# PROBLEM REQUIREMENTS
Collect every line below that contains the word "icon".

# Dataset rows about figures
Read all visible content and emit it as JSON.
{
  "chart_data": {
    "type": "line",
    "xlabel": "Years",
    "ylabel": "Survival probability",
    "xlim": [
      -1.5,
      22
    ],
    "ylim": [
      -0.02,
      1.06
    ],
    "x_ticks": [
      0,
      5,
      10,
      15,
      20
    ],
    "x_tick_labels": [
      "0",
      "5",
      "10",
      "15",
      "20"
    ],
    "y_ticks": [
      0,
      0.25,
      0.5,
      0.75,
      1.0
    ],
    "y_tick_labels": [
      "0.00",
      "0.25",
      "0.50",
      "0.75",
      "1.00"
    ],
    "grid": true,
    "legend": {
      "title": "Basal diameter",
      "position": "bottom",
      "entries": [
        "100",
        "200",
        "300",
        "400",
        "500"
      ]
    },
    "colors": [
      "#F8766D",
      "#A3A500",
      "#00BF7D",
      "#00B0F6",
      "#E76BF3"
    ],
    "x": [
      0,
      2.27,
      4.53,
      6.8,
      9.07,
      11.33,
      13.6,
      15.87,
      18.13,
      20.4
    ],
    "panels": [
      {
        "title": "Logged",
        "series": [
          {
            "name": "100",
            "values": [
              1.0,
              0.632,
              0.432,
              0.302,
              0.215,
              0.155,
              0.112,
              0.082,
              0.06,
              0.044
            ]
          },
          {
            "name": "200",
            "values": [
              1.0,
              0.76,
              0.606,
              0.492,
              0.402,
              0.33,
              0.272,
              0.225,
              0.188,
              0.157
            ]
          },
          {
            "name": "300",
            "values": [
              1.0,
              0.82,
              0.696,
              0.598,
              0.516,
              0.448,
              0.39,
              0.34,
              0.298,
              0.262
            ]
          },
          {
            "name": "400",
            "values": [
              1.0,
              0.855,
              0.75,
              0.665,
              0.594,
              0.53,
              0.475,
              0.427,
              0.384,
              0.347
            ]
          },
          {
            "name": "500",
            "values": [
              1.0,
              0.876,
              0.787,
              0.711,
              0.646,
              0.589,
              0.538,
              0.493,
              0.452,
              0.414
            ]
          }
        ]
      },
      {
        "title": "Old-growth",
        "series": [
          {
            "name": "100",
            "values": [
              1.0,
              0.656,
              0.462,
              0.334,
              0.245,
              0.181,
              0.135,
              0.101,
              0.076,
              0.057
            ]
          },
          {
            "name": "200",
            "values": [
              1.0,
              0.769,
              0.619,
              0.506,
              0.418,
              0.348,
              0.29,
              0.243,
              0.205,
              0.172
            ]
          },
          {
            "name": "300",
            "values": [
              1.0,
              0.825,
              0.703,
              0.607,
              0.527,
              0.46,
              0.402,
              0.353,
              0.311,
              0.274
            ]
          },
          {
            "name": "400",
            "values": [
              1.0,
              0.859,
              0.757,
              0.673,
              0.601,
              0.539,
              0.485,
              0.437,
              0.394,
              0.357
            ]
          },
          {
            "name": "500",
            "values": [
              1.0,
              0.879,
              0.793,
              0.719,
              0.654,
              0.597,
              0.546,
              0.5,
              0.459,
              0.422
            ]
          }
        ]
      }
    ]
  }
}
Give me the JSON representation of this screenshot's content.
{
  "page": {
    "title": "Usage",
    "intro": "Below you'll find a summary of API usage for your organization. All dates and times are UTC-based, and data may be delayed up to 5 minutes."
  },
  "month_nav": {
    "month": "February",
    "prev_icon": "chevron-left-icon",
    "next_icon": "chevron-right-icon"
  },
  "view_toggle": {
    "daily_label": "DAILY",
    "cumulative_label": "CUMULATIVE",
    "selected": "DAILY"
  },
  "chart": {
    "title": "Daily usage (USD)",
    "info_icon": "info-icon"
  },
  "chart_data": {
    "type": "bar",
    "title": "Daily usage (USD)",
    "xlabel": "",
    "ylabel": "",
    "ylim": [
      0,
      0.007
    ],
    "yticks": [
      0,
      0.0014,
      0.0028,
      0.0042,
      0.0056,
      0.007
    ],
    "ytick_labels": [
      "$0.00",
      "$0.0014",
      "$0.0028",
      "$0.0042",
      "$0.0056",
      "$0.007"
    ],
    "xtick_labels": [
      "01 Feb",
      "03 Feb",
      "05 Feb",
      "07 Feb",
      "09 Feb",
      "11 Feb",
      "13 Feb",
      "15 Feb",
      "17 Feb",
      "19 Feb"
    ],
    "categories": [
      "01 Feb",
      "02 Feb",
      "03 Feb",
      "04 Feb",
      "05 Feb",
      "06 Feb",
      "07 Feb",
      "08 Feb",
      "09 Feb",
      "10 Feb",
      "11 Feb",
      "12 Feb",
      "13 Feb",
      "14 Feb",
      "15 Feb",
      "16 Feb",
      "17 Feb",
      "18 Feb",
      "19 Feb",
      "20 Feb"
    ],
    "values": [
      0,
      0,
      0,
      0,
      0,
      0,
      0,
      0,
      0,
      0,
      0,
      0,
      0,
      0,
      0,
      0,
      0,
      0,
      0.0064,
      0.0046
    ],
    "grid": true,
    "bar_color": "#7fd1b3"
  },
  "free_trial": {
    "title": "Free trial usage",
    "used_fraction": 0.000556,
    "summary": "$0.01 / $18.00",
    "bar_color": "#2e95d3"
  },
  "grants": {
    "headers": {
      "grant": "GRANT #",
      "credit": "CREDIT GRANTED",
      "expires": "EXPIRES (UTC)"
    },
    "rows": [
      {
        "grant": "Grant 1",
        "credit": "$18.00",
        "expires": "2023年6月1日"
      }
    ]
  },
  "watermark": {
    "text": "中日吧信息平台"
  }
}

# TASK SOLUTION
    "prev_icon": "chevron-left-icon",
    "next_icon": "chevron-right-icon"
    "info_icon": "info-icon"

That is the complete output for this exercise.